>> Start Recorded data
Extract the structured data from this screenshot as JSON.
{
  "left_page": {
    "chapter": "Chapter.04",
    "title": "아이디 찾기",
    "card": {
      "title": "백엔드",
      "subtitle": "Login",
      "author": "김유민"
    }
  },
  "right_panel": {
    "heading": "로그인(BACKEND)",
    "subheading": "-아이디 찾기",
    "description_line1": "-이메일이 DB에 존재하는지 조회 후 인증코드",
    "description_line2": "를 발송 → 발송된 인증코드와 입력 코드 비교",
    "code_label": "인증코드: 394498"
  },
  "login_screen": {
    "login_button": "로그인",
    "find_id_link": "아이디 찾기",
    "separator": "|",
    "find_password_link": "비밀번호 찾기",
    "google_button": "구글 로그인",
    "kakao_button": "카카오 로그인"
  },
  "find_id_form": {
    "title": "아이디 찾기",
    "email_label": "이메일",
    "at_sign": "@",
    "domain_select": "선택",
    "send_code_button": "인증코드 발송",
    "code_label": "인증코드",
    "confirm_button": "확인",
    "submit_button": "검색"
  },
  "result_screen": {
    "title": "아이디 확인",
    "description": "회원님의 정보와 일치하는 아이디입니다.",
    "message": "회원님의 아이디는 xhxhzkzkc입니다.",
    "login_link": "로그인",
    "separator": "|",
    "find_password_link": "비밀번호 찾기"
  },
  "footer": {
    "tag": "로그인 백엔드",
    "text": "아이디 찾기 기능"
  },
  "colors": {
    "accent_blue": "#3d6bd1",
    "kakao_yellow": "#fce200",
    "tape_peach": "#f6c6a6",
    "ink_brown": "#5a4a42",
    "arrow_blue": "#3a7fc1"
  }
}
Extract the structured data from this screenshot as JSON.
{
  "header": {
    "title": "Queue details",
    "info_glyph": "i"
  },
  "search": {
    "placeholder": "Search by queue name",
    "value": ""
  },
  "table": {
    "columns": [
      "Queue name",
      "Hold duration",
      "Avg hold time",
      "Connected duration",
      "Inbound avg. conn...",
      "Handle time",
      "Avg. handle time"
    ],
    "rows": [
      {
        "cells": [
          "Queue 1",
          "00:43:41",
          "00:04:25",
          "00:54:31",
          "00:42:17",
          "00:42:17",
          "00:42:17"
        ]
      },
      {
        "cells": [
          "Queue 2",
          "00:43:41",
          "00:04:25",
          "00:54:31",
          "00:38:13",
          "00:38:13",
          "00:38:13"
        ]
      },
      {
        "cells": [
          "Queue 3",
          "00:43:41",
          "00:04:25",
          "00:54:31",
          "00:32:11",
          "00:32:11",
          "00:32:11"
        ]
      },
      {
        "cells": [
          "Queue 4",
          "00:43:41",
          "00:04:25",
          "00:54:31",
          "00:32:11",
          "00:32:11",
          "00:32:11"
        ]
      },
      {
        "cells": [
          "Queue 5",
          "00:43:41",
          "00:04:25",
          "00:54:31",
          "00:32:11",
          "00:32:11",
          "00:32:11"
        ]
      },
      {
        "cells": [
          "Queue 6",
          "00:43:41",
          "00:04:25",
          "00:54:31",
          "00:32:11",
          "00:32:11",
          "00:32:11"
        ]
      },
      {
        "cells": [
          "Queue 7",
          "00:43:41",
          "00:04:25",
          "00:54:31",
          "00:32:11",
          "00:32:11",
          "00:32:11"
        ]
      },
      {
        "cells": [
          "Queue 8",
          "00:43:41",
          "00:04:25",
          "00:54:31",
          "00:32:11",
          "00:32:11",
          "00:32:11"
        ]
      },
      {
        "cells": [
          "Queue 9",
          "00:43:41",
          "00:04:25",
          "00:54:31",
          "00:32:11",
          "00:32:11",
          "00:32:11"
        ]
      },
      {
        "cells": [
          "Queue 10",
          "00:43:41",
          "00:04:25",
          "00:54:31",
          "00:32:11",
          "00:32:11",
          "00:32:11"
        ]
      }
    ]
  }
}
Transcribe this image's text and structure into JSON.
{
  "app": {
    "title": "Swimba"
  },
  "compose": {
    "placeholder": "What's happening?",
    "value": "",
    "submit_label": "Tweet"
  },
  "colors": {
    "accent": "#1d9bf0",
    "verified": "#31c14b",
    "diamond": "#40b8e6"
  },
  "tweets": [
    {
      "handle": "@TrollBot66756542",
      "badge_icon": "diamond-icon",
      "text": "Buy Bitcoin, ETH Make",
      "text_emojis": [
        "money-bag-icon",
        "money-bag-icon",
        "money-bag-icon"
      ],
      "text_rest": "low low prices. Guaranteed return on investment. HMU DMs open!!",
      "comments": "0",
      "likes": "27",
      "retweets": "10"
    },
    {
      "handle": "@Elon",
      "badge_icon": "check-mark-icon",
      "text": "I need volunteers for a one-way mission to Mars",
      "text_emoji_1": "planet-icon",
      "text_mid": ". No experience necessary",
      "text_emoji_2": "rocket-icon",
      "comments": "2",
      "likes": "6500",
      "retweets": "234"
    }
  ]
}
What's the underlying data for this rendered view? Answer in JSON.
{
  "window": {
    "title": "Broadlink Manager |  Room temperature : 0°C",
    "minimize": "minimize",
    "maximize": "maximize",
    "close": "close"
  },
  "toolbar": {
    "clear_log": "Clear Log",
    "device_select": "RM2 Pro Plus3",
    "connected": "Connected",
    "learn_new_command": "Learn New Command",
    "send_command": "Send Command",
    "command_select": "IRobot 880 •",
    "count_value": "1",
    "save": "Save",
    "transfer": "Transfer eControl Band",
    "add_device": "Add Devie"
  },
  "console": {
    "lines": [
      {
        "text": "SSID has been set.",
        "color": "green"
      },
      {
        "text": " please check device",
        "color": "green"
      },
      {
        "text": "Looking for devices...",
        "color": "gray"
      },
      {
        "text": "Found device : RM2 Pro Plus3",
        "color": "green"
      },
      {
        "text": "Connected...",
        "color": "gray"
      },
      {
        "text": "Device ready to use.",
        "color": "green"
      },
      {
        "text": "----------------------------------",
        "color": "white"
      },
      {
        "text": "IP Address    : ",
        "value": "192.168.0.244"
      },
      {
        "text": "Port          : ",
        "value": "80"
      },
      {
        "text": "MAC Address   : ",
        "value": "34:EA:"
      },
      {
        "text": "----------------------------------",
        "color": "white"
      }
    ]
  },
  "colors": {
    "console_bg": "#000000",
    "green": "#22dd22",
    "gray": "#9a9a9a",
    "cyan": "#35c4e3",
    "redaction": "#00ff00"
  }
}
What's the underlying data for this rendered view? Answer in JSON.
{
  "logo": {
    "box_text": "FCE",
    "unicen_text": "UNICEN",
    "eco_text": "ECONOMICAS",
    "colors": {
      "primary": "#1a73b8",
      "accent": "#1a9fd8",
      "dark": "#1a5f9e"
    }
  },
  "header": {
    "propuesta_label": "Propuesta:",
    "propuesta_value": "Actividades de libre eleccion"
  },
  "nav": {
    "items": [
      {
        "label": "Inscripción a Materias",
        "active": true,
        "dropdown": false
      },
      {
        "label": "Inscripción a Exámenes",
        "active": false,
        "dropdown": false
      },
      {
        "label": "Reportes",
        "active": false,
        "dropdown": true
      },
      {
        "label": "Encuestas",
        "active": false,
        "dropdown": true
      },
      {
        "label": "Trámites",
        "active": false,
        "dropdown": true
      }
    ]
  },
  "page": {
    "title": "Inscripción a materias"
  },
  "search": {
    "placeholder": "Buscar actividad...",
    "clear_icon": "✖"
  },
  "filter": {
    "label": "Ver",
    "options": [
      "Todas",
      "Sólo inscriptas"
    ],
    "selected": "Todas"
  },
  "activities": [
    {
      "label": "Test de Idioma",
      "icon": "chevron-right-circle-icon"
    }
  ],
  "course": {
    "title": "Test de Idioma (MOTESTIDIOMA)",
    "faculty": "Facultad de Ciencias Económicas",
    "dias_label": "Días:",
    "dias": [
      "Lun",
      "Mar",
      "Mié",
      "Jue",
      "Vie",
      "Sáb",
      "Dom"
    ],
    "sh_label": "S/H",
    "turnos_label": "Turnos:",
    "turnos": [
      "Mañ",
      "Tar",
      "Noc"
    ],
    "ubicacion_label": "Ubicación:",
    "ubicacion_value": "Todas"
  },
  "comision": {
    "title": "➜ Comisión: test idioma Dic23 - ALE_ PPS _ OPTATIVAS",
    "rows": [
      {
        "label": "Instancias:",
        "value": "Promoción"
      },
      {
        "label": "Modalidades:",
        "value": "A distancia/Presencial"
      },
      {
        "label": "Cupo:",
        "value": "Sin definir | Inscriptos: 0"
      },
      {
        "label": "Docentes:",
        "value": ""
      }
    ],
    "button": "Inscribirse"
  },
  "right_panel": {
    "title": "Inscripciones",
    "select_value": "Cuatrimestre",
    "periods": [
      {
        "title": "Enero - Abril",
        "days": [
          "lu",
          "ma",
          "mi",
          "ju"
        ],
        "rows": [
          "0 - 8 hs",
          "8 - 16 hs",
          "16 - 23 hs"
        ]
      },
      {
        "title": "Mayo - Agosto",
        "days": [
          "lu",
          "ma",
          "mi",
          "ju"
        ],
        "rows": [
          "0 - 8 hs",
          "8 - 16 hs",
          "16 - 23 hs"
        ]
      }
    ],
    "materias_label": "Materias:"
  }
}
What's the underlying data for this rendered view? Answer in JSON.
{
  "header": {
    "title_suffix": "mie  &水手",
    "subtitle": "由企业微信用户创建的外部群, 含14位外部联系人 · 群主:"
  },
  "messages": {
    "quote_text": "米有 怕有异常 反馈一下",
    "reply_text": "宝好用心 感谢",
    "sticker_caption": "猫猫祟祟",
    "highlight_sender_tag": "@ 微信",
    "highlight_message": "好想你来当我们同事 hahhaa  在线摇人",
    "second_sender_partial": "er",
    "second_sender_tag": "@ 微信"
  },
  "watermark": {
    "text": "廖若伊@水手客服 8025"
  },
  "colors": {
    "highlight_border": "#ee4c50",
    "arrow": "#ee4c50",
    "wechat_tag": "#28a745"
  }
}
>> End Recorded data
Pick each line holding the word "check" out of the listing.

      "badge_icon": "check-mark-icon",
        "text": " please check device",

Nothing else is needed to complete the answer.